- **The records**

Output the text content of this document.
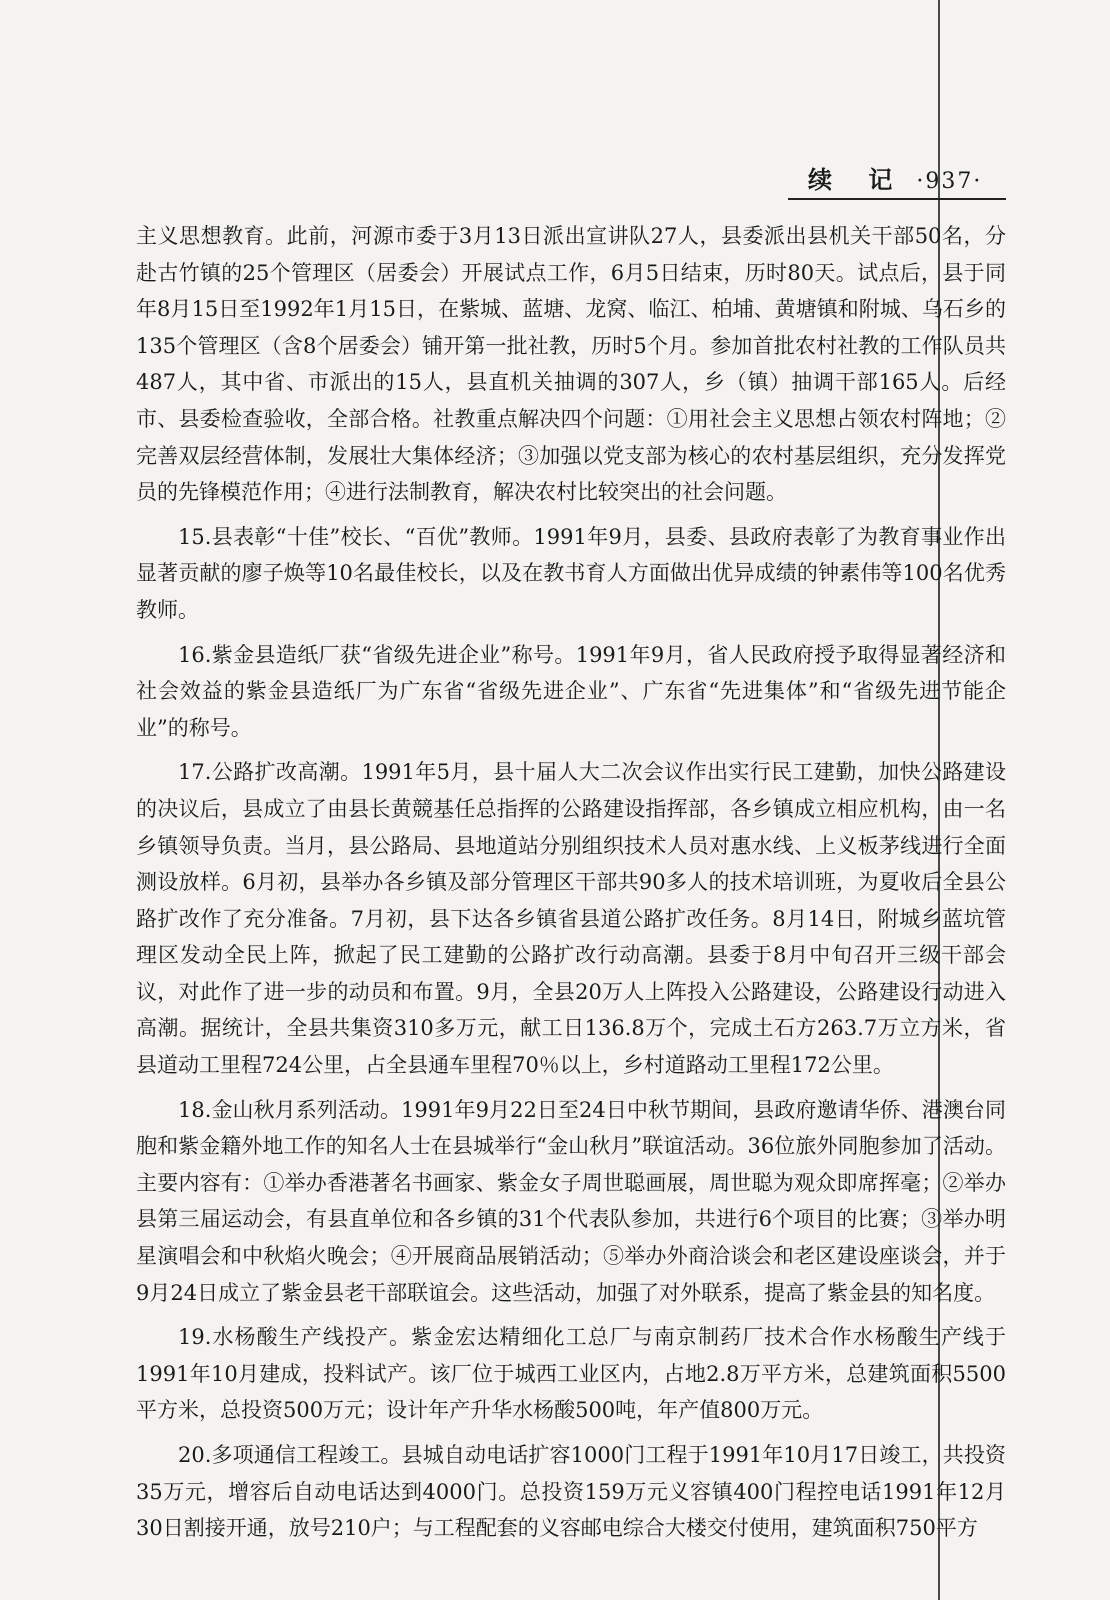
续 记 ·937·

主义思想教育。此前，河源市委于3月13日派出宣讲队27人，县委派出县机关干部50名，分赴古竹镇的25个管理区（居委会）开展试点工作，6月5日结束，历时80天。试点后，县于同年8月15日至1992年1月15日，在紫城、蓝塘、龙窝、临江、柏埔、黄塘镇和附城、乌石乡的135个管理区（含8个居委会）铺开第一批社教，历时5个月。参加首批农村社教的工作队员共487人，其中省、市派出的15人，县直机关抽调的307人，乡（镇）抽调干部165人。后经市、县委检查验收，全部合格。社教重点解决四个问题：①用社会主义思想占领农村阵地；②完善双层经营体制，发展壮大集体经济；③加强以党支部为核心的农村基层组织，充分发挥党员的先锋模范作用；④进行法制教育，解决农村比较突出的社会问题。

15.县表彰“十佳”校长、“百优”教师。1991年9月，县委、县政府表彰了为教育事业作出显著贡献的廖子焕等10名最佳校长，以及在教书育人方面做出优异成绩的钟素伟等100名优秀教师。

16.紫金县造纸厂获“省级先进企业”称号。1991年9月，省人民政府授予取得显著经济和社会效益的紫金县造纸厂为广东省“省级先进企业”、广东省“先进集体”和“省级先进节能企业”的称号。

17.公路扩改高潮。1991年5月，县十届人大二次会议作出实行民工建勤，加快公路建设的决议后，县成立了由县长黄競基任总指挥的公路建设指挥部，各乡镇成立相应机构，由一名乡镇领导负责。当月，县公路局、县地道站分别组织技术人员对惠水线、上义板茅线进行全面测设放样。6月初，县举办各乡镇及部分管理区干部共90多人的技术培训班，为夏收后全县公路扩改作了充分准备。7月初，县下达各乡镇省县道公路扩改任务。8月14日，附城乡蓝坑管理区发动全民上阵，掀起了民工建勤的公路扩改行动高潮。县委于8月中旬召开三级干部会议，对此作了进一步的动员和布置。9月，全县20万人上阵投入公路建设，公路建设行动进入高潮。据统计，全县共集资310多万元，献工日136.8万个，完成土石方263.7万立方米，省县道动工里程724公里，占全县通车里程70％以上，乡村道路动工里程172公里。

18.金山秋月系列活动。1991年9月22日至24日中秋节期间，县政府邀请华侨、港澳台同胞和紫金籍外地工作的知名人士在县城举行“金山秋月”联谊活动。36位旅外同胞参加了活动。主要内容有：①举办香港著名书画家、紫金女子周世聪画展，周世聪为观众即席挥毫；②举办县第三届运动会，有县直单位和各乡镇的31个代表队参加，共进行6个项目的比赛；③举办明星演唱会和中秋焰火晚会；④开展商品展销活动；⑤举办外商洽谈会和老区建设座谈会，并于9月24日成立了紫金县老干部联谊会。这些活动，加强了对外联系，提高了紫金县的知名度。

19.水杨酸生产线投产。紫金宏达精细化工总厂与南京制药厂技术合作水杨酸生产线于1991年10月建成，投料试产。该厂位于城西工业区内，占地2.8万平方米，总建筑面积5500平方米，总投资500万元；设计年产升华水杨酸500吨，年产值800万元。

20.多项通信工程竣工。县城自动电话扩容1000门工程于1991年10月17日竣工，共投资35万元，增容后自动电话达到4000门。总投资159万元义容镇400门程控电话1991年12月30日割接开通，放号210户；与工程配套的义容邮电综合大楼交付使用，建筑面积750平方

- **What to do**
Without including the pictures, return each record above exactly as it stands.

- **Completed task**
Output the text content of this document.
续 记 ·937·

主义思想教育。此前，河源市委于3月13日派出宣讲队27人，县委派出县机关干部50名，分赴古竹镇的25个管理区（居委会）开展试点工作，6月5日结束，历时80天。试点后，县于同年8月15日至1992年1月15日，在紫城、蓝塘、龙窝、临江、柏埔、黄塘镇和附城、乌石乡的135个管理区（含8个居委会）铺开第一批社教，历时5个月。参加首批农村社教的工作队员共487人，其中省、市派出的15人，县直机关抽调的307人，乡（镇）抽调干部165人。后经市、县委检查验收，全部合格。社教重点解决四个问题：①用社会主义思想占领农村阵地；②完善双层经营体制，发展壮大集体经济；③加强以党支部为核心的农村基层组织，充分发挥党员的先锋模范作用；④进行法制教育，解决农村比较突出的社会问题。

15.县表彰“十佳”校长、“百优”教师。1991年9月，县委、县政府表彰了为教育事业作出显著贡献的廖子焕等10名最佳校长，以及在教书育人方面做出优异成绩的钟素伟等100名优秀教师。

16.紫金县造纸厂获“省级先进企业”称号。1991年9月，省人民政府授予取得显著经济和社会效益的紫金县造纸厂为广东省“省级先进企业”、广东省“先进集体”和“省级先进节能企业”的称号。

17.公路扩改高潮。1991年5月，县十届人大二次会议作出实行民工建勤，加快公路建设的决议后，县成立了由县长黄競基任总指挥的公路建设指挥部，各乡镇成立相应机构，由一名乡镇领导负责。当月，县公路局、县地道站分别组织技术人员对惠水线、上义板茅线进行全面测设放样。6月初，县举办各乡镇及部分管理区干部共90多人的技术培训班，为夏收后全县公路扩改作了充分准备。7月初，县下达各乡镇省县道公路扩改任务。8月14日，附城乡蓝坑管理区发动全民上阵，掀起了民工建勤的公路扩改行动高潮。县委于8月中旬召开三级干部会议，对此作了进一步的动员和布置。9月，全县20万人上阵投入公路建设，公路建设行动进入高潮。据统计，全县共集资310多万元，献工日136.8万个，完成土石方263.7万立方米，省县道动工里程724公里，占全县通车里程70％以上，乡村道路动工里程172公里。

18.金山秋月系列活动。1991年9月22日至24日中秋节期间，县政府邀请华侨、港澳台同胞和紫金籍外地工作的知名人士在县城举行“金山秋月”联谊活动。36位旅外同胞参加了活动。主要内容有：①举办香港著名书画家、紫金女子周世聪画展，周世聪为观众即席挥毫；②举办县第三届运动会，有县直单位和各乡镇的31个代表队参加，共进行6个项目的比赛；③举办明星演唱会和中秋焰火晚会；④开展商品展销活动；⑤举办外商洽谈会和老区建设座谈会，并于9月24日成立了紫金县老干部联谊会。这些活动，加强了对外联系，提高了紫金县的知名度。

19.水杨酸生产线投产。紫金宏达精细化工总厂与南京制药厂技术合作水杨酸生产线于1991年10月建成，投料试产。该厂位于城西工业区内，占地2.8万平方米，总建筑面积5500平方米，总投资500万元；设计年产升华水杨酸500吨，年产值800万元。

20.多项通信工程竣工。县城自动电话扩容1000门工程于1991年10月17日竣工，共投资35万元，增容后自动电话达到4000门。总投资159万元义容镇400门程控电话1991年12月30日割接开通，放号210户；与工程配套的义容邮电综合大楼交付使用，建筑面积750平方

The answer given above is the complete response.